## [Given exercise]
Check every line of the entries that follow, and copy the ones containing "Public".

__________

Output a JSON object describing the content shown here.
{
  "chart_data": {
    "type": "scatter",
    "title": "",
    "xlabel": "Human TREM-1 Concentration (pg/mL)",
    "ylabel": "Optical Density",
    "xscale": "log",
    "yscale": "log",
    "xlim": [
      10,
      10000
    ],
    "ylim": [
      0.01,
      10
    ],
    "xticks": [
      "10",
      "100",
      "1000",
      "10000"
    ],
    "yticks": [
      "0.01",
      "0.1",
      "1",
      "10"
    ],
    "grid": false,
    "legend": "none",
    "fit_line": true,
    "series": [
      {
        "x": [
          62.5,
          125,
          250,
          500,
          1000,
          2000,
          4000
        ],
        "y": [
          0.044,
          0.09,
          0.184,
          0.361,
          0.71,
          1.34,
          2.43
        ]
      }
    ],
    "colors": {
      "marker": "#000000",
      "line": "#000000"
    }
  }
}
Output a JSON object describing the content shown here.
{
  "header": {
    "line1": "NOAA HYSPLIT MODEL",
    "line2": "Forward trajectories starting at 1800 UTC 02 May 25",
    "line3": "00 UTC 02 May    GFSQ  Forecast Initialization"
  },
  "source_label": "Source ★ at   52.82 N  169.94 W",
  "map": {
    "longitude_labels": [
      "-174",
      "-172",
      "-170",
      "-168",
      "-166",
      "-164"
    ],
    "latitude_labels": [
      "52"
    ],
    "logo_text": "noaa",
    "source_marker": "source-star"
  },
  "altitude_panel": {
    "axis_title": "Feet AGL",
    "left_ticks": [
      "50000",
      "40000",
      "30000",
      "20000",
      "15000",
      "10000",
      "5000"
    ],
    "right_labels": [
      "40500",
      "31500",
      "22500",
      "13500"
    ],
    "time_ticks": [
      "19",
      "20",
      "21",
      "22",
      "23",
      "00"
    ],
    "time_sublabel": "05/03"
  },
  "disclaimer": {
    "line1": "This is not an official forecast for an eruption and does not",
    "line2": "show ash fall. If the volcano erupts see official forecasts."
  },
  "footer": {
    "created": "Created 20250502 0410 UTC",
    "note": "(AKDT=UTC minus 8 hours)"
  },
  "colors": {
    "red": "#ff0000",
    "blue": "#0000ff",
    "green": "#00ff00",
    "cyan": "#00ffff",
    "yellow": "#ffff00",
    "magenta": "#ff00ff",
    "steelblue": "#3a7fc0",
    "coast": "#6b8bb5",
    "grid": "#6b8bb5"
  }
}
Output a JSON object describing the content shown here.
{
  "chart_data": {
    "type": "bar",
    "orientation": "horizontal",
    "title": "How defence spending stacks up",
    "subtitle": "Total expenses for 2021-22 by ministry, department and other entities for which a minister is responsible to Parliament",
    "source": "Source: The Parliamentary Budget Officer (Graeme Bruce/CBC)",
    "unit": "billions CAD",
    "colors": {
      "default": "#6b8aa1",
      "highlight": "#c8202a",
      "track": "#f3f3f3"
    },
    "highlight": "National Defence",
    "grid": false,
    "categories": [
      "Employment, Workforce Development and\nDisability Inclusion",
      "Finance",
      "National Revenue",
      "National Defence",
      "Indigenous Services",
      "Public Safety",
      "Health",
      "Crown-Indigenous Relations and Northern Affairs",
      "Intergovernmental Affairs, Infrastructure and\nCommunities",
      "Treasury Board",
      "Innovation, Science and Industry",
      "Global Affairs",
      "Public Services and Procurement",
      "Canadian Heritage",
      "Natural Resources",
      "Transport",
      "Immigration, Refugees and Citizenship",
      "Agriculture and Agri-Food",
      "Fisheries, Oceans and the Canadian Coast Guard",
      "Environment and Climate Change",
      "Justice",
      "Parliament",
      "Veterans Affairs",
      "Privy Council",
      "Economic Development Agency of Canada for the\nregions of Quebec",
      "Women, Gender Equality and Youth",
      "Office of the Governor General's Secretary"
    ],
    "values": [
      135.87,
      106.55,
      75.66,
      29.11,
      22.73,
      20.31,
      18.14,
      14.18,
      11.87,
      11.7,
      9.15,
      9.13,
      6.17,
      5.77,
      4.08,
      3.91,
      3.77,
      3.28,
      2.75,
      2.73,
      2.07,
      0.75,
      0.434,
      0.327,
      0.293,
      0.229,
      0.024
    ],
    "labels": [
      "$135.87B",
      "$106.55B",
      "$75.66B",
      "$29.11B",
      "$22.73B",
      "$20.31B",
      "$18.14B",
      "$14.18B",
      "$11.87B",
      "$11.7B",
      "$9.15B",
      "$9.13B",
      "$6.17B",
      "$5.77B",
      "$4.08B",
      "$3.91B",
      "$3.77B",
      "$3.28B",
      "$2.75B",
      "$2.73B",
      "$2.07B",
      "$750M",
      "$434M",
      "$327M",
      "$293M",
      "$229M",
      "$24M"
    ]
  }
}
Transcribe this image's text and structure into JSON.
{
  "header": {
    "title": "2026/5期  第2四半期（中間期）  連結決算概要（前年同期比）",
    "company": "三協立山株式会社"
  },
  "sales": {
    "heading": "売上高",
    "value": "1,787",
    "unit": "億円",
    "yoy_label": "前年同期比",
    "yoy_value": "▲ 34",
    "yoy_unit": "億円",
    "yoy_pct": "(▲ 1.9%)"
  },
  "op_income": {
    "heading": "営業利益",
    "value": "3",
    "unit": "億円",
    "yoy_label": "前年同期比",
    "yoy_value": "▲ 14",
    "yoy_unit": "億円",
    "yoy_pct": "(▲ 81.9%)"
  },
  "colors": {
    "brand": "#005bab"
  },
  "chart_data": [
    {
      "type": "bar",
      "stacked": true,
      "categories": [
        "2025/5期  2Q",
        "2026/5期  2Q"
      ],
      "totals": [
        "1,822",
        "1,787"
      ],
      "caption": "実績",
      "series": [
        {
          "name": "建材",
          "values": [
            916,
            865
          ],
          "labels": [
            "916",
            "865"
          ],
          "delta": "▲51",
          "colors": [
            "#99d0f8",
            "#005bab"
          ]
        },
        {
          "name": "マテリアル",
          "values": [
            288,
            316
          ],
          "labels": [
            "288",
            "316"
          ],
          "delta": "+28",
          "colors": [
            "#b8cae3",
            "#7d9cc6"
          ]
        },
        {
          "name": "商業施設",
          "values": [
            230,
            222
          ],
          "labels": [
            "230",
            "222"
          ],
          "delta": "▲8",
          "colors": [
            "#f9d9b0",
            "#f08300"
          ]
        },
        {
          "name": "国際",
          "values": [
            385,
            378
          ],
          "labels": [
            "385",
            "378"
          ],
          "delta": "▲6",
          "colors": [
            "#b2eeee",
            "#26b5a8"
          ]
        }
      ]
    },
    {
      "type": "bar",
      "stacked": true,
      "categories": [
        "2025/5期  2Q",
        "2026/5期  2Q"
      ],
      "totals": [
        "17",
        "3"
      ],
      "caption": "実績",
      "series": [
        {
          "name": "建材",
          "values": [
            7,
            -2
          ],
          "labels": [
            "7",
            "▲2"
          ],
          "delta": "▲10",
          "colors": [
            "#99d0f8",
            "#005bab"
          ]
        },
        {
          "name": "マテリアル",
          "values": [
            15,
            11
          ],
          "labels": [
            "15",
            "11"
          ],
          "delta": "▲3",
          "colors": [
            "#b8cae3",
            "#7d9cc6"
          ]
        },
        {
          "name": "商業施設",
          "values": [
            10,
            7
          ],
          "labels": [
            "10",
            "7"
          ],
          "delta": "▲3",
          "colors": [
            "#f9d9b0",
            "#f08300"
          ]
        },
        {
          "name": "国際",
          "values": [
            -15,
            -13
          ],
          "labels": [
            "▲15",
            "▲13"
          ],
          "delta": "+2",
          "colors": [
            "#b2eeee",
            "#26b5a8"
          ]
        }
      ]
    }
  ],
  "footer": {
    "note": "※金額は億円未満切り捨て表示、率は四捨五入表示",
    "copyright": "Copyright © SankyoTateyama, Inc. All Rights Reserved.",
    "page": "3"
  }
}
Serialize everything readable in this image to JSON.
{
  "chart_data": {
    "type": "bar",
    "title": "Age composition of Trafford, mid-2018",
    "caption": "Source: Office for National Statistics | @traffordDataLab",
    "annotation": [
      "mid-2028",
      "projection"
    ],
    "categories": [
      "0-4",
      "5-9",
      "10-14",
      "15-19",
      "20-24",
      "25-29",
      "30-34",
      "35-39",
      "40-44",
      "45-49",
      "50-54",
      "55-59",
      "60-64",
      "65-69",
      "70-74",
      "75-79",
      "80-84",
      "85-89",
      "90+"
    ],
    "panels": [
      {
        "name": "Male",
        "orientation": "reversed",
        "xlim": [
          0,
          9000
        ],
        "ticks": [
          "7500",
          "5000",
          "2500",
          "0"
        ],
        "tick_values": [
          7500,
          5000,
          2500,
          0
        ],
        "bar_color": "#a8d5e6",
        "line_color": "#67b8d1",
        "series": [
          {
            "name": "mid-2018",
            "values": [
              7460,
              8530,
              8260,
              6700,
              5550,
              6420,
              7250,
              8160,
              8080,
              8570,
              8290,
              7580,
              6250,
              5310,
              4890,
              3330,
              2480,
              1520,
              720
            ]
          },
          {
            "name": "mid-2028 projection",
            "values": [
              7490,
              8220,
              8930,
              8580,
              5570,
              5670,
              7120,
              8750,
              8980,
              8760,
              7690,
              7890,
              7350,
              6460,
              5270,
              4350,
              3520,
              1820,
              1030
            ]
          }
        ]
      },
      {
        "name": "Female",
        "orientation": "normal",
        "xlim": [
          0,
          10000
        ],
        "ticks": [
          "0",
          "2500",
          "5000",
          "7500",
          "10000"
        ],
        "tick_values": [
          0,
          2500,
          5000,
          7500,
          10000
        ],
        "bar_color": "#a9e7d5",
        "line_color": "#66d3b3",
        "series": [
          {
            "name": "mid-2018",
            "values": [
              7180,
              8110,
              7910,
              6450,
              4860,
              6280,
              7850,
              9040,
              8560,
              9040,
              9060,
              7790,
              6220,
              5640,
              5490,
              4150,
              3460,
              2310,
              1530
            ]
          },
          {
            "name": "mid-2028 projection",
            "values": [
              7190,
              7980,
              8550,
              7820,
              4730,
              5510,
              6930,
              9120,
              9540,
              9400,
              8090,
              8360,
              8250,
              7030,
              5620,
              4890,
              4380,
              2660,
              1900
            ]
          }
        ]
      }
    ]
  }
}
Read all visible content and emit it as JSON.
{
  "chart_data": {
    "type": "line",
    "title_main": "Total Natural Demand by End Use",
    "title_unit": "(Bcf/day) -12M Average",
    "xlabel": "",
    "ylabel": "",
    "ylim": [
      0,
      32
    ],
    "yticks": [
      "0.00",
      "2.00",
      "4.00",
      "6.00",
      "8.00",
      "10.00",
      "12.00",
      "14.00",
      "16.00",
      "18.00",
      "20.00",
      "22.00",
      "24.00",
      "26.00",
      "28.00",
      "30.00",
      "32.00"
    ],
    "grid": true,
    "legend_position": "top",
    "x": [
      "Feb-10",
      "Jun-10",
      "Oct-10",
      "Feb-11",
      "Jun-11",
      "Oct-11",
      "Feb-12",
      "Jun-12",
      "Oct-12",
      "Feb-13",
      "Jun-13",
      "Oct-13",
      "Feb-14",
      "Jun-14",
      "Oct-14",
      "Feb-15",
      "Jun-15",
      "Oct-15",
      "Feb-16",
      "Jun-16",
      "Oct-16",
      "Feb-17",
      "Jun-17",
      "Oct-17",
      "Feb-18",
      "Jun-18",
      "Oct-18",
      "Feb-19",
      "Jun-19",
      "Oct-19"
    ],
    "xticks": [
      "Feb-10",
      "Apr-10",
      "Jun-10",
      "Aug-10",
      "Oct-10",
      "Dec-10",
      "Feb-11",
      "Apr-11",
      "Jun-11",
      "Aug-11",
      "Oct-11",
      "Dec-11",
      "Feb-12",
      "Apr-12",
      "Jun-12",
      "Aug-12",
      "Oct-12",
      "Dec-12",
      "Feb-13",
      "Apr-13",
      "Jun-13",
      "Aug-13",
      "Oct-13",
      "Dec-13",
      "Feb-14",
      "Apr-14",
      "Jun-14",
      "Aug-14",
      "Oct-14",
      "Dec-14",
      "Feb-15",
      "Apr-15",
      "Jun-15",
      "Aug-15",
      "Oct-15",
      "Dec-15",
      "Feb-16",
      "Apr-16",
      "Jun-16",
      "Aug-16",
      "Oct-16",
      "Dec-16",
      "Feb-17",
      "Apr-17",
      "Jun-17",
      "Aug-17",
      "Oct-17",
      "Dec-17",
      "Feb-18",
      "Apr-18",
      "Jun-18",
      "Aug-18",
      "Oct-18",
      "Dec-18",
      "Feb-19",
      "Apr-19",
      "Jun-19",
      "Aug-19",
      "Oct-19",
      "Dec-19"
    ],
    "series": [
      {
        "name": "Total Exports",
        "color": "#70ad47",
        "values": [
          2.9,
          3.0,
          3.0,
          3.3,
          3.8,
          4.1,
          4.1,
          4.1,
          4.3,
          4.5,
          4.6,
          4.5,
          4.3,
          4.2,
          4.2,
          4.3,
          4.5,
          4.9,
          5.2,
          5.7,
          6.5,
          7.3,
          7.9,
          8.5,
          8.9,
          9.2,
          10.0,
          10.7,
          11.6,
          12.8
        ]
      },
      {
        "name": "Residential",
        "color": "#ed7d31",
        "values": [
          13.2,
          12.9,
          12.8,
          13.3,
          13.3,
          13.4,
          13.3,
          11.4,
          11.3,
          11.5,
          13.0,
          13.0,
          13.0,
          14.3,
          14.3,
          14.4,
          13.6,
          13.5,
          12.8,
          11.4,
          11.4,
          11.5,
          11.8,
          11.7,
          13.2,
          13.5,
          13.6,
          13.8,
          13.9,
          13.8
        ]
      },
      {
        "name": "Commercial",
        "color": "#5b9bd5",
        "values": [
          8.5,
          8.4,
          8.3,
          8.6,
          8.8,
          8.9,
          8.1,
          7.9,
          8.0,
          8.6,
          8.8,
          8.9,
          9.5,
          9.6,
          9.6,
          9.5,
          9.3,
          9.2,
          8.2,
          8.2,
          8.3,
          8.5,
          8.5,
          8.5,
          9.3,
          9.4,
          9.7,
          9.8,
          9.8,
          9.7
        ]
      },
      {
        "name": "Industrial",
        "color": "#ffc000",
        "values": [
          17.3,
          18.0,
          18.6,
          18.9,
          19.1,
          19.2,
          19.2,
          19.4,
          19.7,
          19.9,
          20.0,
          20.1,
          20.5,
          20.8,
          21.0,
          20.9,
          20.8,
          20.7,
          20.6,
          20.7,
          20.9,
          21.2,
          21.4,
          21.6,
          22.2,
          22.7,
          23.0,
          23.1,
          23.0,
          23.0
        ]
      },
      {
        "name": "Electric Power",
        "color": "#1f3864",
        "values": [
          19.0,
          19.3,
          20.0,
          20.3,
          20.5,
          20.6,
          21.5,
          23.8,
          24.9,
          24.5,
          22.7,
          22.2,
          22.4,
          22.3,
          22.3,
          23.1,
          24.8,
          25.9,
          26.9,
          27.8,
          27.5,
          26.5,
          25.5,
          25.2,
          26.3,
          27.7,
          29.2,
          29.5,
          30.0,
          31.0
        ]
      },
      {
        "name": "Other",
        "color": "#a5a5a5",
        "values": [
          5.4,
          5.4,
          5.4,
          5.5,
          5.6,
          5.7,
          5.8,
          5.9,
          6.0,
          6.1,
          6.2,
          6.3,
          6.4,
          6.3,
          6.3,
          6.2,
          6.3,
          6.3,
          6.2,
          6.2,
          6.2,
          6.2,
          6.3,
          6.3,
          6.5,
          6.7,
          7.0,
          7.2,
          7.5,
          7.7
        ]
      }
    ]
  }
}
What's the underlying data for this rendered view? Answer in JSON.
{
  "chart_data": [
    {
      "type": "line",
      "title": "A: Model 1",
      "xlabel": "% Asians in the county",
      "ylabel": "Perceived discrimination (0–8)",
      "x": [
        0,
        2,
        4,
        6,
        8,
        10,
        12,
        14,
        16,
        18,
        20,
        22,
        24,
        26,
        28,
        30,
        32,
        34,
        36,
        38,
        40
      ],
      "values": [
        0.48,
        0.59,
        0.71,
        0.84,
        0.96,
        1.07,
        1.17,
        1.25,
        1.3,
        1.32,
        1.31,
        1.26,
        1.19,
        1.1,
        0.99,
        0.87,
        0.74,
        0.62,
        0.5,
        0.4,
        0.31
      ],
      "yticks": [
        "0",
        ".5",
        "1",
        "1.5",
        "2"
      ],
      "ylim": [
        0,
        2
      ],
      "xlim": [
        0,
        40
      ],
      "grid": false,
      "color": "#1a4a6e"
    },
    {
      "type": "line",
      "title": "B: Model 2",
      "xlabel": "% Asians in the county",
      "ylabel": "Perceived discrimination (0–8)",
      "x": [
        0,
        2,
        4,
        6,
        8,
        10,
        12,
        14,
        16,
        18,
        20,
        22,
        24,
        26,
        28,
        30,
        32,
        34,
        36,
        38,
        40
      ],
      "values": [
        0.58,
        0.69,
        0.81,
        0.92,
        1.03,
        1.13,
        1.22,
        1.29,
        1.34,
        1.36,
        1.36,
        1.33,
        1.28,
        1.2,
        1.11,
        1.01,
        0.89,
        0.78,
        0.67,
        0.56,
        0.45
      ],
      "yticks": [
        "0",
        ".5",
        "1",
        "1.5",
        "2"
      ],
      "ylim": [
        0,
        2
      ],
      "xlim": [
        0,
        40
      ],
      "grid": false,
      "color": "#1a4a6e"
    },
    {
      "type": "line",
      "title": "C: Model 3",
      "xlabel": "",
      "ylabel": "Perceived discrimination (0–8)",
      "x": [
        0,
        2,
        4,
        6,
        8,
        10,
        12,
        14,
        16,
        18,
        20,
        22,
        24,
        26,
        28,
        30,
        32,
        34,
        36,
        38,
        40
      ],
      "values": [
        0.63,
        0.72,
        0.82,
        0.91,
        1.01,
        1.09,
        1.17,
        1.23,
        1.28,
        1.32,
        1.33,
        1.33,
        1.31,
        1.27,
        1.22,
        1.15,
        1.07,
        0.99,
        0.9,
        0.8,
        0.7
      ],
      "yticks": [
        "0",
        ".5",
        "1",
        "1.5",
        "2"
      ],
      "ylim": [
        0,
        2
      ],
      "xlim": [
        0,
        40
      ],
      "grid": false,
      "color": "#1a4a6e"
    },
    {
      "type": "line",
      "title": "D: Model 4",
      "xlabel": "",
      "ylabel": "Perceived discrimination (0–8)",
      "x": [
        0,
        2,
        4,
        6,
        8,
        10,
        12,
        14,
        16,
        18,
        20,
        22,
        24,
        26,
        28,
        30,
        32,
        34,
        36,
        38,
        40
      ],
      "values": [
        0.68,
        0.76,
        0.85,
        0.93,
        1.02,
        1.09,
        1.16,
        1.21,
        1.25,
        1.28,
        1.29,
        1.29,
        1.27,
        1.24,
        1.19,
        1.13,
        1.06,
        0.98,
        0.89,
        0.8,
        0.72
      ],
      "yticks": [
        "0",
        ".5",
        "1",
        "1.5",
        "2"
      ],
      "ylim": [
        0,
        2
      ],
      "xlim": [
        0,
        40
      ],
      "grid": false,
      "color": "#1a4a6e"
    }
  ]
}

__________

## [Written answer]
      "Public Safety",
      "Public Services and Procurement",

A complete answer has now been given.